Task to carry out
Isolate every line in the data with the string "maximale" and copy it.

# start of Exercise inputs

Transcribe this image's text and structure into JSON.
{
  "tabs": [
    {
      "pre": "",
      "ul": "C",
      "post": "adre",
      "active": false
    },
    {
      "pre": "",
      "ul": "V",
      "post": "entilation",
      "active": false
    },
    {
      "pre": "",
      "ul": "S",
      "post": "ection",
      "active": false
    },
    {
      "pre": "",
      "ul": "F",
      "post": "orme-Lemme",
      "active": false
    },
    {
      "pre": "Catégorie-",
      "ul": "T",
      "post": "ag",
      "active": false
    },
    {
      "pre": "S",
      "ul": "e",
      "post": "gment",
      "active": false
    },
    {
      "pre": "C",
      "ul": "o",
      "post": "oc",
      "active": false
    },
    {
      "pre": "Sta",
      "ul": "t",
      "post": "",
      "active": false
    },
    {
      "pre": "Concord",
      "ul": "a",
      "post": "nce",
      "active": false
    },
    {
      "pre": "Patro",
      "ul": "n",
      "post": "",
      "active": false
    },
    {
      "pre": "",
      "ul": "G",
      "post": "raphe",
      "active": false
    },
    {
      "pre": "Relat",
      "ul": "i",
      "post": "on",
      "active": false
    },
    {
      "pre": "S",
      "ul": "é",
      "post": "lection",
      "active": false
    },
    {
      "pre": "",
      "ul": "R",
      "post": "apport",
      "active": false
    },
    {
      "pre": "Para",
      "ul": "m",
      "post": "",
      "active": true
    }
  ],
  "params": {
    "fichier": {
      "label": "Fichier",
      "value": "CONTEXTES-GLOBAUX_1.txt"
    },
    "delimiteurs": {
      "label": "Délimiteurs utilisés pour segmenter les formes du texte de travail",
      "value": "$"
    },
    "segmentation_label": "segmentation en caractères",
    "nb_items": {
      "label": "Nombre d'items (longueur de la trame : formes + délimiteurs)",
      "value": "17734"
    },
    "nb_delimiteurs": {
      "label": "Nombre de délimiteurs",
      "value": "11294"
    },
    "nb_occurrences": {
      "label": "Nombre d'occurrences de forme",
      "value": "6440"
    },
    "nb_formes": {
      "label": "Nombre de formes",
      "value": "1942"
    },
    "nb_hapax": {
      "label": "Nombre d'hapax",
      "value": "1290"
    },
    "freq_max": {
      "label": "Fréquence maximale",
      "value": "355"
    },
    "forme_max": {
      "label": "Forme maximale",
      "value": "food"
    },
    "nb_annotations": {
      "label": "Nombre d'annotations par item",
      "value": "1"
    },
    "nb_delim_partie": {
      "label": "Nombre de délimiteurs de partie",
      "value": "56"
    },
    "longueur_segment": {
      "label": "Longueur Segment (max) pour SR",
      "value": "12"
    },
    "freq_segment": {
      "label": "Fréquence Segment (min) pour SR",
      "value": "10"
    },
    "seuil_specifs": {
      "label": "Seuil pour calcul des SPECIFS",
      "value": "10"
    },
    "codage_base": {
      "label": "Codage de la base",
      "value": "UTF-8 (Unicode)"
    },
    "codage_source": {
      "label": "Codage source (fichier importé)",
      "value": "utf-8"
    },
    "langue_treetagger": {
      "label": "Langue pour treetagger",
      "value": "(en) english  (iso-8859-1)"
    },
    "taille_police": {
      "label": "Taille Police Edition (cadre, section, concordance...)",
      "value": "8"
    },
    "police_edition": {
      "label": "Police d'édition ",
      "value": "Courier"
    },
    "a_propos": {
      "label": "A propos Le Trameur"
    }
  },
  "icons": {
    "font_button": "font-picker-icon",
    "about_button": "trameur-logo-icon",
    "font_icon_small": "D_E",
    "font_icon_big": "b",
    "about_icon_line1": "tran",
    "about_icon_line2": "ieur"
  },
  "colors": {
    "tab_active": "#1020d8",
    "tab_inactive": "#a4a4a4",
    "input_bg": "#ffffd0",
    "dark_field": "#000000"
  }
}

# end of Exercise inputs

Task output
      "label": "Fréquence maximale",
      "label": "Forme maximale",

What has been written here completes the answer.